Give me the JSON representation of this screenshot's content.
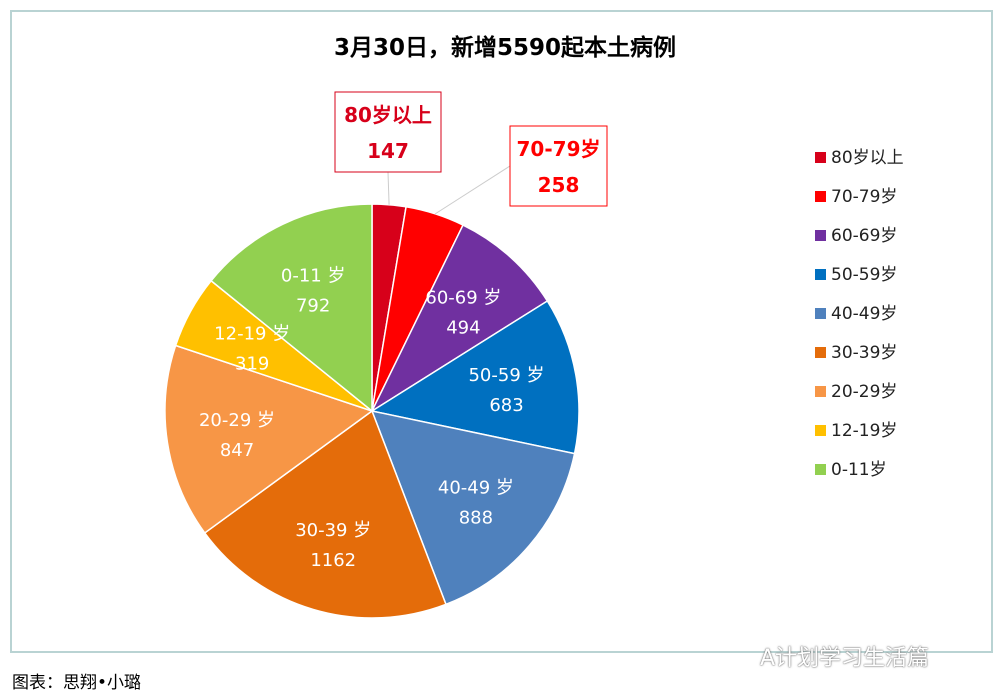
{
  "chart_data": {
    "type": "pie",
    "title": "3月30日，新增5590起本土病例",
    "start": "top-clockwise",
    "legend_position": "right",
    "slices": [
      {
        "label": "80岁以上",
        "value": 147,
        "color": "#d7001a",
        "callout": true
      },
      {
        "label": "70-79岁",
        "value": 258,
        "color": "#ff0000",
        "callout": true
      },
      {
        "label": "60-69岁",
        "value": 494,
        "color": "#7030a0"
      },
      {
        "label": "50-59岁",
        "value": 683,
        "color": "#0070c0"
      },
      {
        "label": "40-49岁",
        "value": 888,
        "color": "#4f81bd"
      },
      {
        "label": "30-39岁",
        "value": 1162,
        "color": "#e46c0a"
      },
      {
        "label": "20-29岁",
        "value": 847,
        "color": "#f79646"
      },
      {
        "label": "12-19岁",
        "value": 319,
        "color": "#ffc000"
      },
      {
        "label": "0-11岁",
        "value": 792,
        "color": "#92d050"
      }
    ]
  },
  "caption": "图表：思翔•小璐",
  "watermark": "A计划学习生活篇"
}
□ □ □ □ □
Your copy should repeat each entry above exactly but contain no pictures.

Give me the JSON representation of this screenshot's content.
{
  "chart_data": {
    "type": "pie",
    "title": "3月30日，新增5590起本土病例",
    "start": "top-clockwise",
    "legend_position": "right",
    "slices": [
      {
        "label": "80岁以上",
        "value": 147,
        "color": "#d7001a",
        "callout": true
      },
      {
        "label": "70-79岁",
        "value": 258,
        "color": "#ff0000",
        "callout": true
      },
      {
        "label": "60-69岁",
        "value": 494,
        "color": "#7030a0"
      },
      {
        "label": "50-59岁",
        "value": 683,
        "color": "#0070c0"
      },
      {
        "label": "40-49岁",
        "value": 888,
        "color": "#4f81bd"
      },
      {
        "label": "30-39岁",
        "value": 1162,
        "color": "#e46c0a"
      },
      {
        "label": "20-29岁",
        "value": 847,
        "color": "#f79646"
      },
      {
        "label": "12-19岁",
        "value": 319,
        "color": "#ffc000"
      },
      {
        "label": "0-11岁",
        "value": 792,
        "color": "#92d050"
      }
    ]
  },
  "caption": "图表：思翔•小璐",
  "watermark": "A计划学习生活篇"
}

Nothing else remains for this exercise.